*Exercise*
Find the lines of data that contain the string "дней", then list them.

Stored data entries:
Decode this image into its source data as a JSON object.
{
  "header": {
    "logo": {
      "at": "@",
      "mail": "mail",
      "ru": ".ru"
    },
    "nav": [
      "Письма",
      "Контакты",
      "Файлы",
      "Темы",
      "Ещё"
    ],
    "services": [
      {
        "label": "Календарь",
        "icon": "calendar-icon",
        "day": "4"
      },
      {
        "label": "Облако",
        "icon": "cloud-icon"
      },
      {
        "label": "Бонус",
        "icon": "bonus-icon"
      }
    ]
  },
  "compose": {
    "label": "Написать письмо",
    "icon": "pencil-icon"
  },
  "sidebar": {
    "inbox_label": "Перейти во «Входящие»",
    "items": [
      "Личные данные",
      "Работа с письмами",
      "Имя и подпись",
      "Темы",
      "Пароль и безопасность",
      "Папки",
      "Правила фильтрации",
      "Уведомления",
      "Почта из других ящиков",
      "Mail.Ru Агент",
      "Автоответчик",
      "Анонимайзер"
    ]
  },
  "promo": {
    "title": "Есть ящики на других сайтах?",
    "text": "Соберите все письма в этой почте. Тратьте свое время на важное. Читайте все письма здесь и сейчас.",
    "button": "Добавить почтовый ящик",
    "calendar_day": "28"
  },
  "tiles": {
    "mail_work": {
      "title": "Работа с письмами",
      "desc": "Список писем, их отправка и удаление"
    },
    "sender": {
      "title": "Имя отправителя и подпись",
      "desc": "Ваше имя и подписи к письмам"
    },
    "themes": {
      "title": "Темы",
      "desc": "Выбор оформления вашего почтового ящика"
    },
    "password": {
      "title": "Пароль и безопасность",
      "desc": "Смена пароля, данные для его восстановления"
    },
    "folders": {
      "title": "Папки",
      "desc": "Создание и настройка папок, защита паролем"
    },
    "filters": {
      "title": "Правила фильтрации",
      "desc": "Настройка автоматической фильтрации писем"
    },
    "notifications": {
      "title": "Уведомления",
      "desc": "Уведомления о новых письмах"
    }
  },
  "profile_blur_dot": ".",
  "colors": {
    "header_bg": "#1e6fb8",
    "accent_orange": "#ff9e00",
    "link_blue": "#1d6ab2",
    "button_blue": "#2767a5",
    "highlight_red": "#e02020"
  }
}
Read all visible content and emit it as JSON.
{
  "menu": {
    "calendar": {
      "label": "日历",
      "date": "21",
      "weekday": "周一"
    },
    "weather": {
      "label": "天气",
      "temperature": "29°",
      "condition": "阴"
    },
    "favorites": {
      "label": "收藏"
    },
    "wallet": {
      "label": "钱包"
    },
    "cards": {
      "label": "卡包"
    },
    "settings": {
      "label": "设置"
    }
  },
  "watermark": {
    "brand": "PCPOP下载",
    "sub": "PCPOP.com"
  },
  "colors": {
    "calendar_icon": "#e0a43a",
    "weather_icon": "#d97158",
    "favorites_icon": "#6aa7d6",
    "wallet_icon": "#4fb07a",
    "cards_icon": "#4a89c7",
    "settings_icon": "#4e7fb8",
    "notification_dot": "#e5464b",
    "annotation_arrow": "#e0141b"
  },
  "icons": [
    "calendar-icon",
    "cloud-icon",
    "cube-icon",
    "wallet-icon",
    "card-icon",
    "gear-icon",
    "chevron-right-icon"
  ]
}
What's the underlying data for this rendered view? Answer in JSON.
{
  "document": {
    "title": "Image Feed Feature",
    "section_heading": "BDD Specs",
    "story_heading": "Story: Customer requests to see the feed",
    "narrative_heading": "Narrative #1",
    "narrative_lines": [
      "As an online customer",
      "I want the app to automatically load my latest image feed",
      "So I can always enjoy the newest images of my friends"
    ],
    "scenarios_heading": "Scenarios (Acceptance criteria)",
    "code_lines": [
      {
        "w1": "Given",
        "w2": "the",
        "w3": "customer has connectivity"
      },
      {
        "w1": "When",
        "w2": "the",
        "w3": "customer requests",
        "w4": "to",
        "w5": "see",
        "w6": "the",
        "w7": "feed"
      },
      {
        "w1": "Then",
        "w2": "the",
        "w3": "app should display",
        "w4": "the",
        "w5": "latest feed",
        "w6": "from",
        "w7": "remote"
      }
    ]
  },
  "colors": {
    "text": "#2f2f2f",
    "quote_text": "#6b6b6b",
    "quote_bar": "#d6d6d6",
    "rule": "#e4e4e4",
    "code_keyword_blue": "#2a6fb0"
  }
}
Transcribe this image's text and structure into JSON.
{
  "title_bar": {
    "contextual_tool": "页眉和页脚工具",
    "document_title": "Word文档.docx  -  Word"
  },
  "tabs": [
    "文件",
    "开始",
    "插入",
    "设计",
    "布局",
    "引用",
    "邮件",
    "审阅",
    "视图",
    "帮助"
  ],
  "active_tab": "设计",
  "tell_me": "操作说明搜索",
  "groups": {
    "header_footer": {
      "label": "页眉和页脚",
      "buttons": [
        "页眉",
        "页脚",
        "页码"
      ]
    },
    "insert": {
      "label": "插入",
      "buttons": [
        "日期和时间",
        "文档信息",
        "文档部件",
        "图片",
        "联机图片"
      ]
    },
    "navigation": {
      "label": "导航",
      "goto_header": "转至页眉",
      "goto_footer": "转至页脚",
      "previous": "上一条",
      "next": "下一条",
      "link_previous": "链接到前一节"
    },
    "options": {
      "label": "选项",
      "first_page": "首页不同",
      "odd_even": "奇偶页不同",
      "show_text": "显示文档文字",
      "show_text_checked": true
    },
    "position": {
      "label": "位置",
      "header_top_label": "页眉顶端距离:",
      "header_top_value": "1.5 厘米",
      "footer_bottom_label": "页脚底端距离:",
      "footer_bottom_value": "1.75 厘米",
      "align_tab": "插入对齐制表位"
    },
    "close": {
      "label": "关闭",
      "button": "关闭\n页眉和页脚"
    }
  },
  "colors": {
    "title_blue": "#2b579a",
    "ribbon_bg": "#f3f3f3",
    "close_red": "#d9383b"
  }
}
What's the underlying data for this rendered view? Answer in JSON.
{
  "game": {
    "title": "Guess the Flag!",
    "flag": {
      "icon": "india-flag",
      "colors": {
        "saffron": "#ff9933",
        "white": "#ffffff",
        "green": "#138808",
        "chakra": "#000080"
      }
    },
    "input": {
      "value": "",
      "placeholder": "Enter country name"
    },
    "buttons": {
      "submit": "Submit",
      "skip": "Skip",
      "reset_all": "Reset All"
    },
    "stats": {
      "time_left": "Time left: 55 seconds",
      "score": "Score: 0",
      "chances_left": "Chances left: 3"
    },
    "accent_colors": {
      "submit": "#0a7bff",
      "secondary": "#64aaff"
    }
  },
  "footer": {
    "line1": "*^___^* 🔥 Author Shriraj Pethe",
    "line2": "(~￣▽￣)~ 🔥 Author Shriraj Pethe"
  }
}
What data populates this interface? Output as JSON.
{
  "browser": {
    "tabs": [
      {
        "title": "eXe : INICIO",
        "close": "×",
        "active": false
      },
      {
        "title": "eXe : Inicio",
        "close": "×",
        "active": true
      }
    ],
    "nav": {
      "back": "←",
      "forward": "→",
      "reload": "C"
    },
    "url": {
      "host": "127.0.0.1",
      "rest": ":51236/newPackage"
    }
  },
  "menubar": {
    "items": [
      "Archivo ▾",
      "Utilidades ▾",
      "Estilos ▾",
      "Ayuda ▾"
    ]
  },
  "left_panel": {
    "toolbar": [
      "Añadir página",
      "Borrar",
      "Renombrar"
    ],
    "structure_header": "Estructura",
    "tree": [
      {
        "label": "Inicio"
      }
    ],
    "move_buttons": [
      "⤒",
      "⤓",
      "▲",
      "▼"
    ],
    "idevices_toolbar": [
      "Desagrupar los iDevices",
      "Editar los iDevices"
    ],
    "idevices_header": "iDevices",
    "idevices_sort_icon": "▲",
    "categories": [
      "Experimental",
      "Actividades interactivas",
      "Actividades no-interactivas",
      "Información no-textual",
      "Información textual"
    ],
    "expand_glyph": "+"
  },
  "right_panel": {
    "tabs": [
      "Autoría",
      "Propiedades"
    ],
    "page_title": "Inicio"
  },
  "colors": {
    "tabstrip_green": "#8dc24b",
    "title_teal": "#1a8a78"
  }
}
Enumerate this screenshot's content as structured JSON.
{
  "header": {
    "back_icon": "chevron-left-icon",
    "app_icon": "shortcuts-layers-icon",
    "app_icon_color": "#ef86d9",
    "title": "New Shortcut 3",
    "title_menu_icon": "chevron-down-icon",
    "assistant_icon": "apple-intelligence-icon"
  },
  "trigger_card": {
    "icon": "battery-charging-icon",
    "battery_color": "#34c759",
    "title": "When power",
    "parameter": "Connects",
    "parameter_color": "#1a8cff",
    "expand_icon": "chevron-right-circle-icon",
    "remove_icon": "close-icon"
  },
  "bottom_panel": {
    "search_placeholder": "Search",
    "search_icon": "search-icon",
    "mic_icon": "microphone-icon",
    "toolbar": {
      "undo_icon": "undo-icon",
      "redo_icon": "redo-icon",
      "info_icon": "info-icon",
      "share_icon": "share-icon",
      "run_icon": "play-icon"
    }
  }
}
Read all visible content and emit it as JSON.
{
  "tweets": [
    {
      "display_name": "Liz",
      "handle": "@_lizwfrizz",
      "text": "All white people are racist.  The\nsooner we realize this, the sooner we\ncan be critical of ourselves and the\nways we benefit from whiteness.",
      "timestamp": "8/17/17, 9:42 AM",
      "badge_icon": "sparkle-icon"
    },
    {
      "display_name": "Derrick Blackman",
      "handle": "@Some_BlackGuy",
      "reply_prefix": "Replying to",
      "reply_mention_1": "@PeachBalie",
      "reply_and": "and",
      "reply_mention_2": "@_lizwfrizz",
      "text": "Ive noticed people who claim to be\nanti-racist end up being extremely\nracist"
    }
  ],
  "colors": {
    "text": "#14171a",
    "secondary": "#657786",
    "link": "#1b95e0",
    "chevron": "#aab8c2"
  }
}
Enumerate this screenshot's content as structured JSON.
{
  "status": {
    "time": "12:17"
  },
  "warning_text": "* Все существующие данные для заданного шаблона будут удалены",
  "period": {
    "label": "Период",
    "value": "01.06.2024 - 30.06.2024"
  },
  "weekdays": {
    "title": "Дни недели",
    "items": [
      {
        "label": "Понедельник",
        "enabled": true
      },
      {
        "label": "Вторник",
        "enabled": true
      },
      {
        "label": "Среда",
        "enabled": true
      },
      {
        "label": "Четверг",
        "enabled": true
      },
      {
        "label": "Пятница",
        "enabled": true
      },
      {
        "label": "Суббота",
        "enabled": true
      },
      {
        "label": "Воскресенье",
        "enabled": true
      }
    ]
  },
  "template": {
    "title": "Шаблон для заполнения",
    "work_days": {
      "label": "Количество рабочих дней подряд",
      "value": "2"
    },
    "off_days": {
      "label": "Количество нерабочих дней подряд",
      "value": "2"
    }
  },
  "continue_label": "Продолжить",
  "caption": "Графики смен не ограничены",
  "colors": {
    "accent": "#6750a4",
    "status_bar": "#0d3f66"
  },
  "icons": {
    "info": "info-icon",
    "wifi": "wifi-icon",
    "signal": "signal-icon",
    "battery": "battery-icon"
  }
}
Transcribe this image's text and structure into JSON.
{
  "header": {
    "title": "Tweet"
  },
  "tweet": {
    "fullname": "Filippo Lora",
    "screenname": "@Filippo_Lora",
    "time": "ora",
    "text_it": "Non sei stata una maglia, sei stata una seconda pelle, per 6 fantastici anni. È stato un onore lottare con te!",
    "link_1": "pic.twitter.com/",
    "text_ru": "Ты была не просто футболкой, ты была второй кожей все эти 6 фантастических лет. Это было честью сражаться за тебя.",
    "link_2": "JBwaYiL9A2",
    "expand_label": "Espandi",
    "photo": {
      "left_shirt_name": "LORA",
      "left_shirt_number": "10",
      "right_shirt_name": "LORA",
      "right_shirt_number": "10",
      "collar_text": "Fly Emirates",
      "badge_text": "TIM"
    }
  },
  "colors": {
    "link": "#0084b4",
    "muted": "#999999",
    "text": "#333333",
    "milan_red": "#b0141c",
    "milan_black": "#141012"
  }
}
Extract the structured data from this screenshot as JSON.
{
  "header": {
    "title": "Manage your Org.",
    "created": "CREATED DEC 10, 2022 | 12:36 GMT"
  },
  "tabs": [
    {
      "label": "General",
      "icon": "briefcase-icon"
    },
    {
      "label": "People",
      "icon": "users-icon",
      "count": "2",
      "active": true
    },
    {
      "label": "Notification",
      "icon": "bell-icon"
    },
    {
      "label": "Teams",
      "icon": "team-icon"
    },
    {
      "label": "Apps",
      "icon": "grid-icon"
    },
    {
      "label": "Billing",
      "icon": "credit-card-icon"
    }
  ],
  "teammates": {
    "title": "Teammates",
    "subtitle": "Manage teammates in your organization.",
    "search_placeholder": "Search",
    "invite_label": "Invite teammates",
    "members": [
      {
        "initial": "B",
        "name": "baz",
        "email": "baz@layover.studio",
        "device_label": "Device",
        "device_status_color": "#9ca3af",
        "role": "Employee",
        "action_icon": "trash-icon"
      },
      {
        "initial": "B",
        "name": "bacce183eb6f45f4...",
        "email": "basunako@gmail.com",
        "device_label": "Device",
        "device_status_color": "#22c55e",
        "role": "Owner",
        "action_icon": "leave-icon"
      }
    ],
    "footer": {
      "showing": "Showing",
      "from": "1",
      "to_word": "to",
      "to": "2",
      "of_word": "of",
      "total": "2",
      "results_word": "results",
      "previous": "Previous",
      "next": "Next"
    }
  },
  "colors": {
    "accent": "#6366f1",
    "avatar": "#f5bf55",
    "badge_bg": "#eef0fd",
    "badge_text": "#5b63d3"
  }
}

*Exercise result*
      "label": "Количество рабочих дней подряд",
      "label": "Количество нерабочих дней подряд",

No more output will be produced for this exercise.